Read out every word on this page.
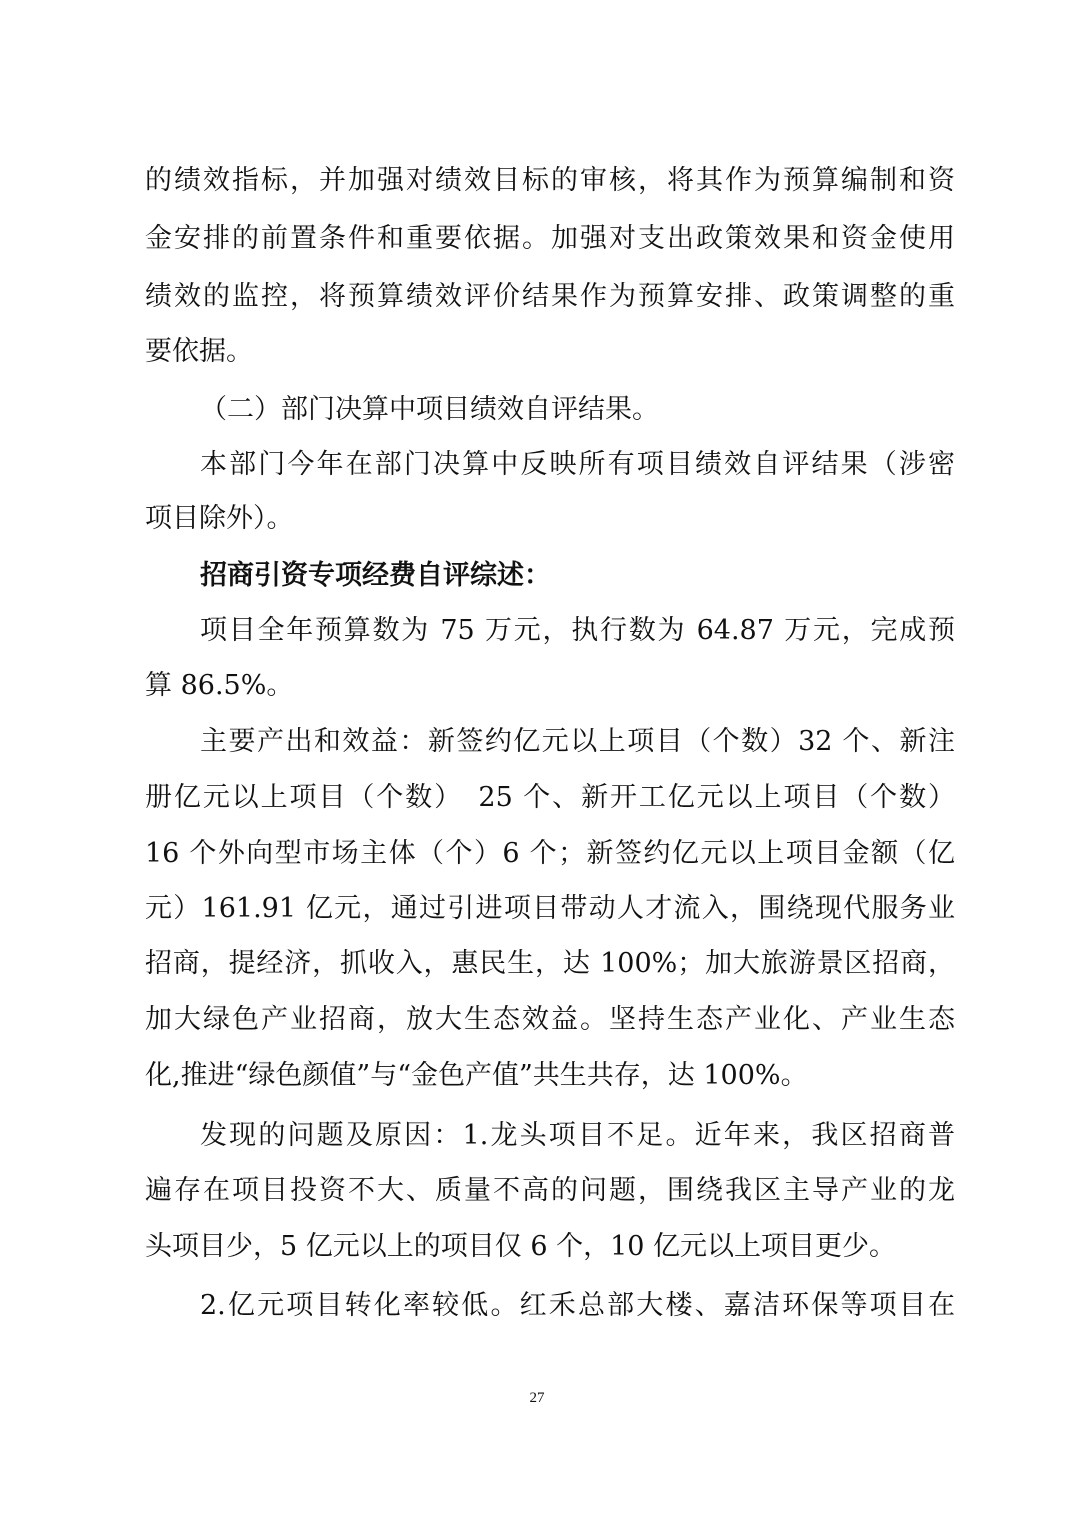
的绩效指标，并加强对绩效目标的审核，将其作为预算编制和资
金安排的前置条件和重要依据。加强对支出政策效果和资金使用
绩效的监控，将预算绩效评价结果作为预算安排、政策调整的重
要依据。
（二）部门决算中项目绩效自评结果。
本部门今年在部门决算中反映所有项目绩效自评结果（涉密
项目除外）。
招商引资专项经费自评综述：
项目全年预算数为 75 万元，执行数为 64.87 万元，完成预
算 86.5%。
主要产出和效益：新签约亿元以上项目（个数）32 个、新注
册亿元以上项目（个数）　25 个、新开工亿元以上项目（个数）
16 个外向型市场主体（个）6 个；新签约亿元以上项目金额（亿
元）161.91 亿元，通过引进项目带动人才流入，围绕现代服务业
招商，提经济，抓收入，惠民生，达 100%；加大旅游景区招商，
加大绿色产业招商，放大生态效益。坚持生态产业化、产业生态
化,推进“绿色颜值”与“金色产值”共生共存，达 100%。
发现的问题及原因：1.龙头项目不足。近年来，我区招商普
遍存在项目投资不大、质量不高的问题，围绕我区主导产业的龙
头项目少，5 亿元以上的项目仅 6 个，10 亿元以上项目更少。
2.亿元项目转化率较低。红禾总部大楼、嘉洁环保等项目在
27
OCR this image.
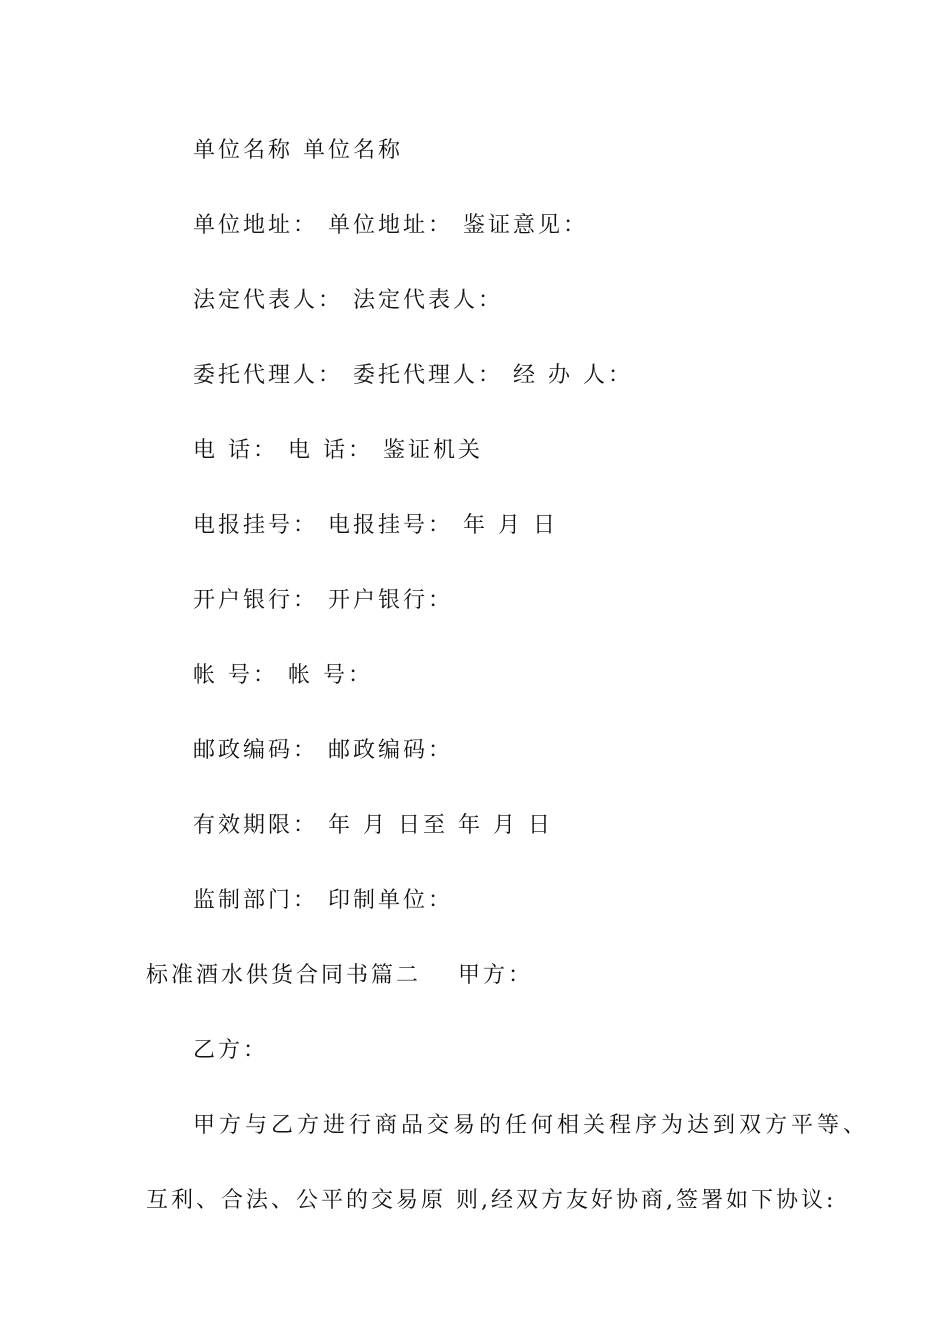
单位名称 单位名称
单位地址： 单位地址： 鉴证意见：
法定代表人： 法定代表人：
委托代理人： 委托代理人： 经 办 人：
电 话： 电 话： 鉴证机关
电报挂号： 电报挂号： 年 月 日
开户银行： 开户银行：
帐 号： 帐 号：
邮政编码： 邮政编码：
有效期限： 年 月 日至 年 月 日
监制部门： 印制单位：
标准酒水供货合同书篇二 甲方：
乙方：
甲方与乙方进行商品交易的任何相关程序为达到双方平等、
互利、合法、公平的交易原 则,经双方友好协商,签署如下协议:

+---+

Given task. Reproduce every record above exactly, but leave out the pictures.

Answer to this problem.
Read out every word on this page.
的绩效指标，并加强对绩效目标的审核，将其作为预算编制和资
金安排的前置条件和重要依据。加强对支出政策效果和资金使用
绩效的监控，将预算绩效评价结果作为预算安排、政策调整的重
要依据。
（二）部门决算中项目绩效自评结果。
本部门今年在部门决算中反映所有项目绩效自评结果（涉密
项目除外）。
招商引资专项经费自评综述：
项目全年预算数为 75 万元，执行数为 64.87 万元，完成预
算 86.5%。
主要产出和效益：新签约亿元以上项目（个数）32 个、新注
册亿元以上项目（个数）　25 个、新开工亿元以上项目（个数）
16 个外向型市场主体（个）6 个；新签约亿元以上项目金额（亿
元）161.91 亿元，通过引进项目带动人才流入，围绕现代服务业
招商，提经济，抓收入，惠民生，达 100%；加大旅游景区招商，
加大绿色产业招商，放大生态效益。坚持生态产业化、产业生态
化,推进“绿色颜值”与“金色产值”共生共存，达 100%。
发现的问题及原因：1.龙头项目不足。近年来，我区招商普
遍存在项目投资不大、质量不高的问题，围绕我区主导产业的龙
头项目少，5 亿元以上的项目仅 6 个，10 亿元以上项目更少。
2.亿元项目转化率较低。红禾总部大楼、嘉洁环保等项目在
27
OCR this image.
单位名称 单位名称
单位地址： 单位地址： 鉴证意见：
法定代表人： 法定代表人：
委托代理人： 委托代理人： 经 办 人：
电 话： 电 话： 鉴证机关
电报挂号： 电报挂号： 年 月 日
开户银行： 开户银行：
帐 号： 帐 号：
邮政编码： 邮政编码：
有效期限： 年 月 日至 年 月 日
监制部门： 印制单位：
标准酒水供货合同书篇二 甲方：
乙方：
甲方与乙方进行商品交易的任何相关程序为达到双方平等、
互利、合法、公平的交易原 则,经双方友好协商,签署如下协议:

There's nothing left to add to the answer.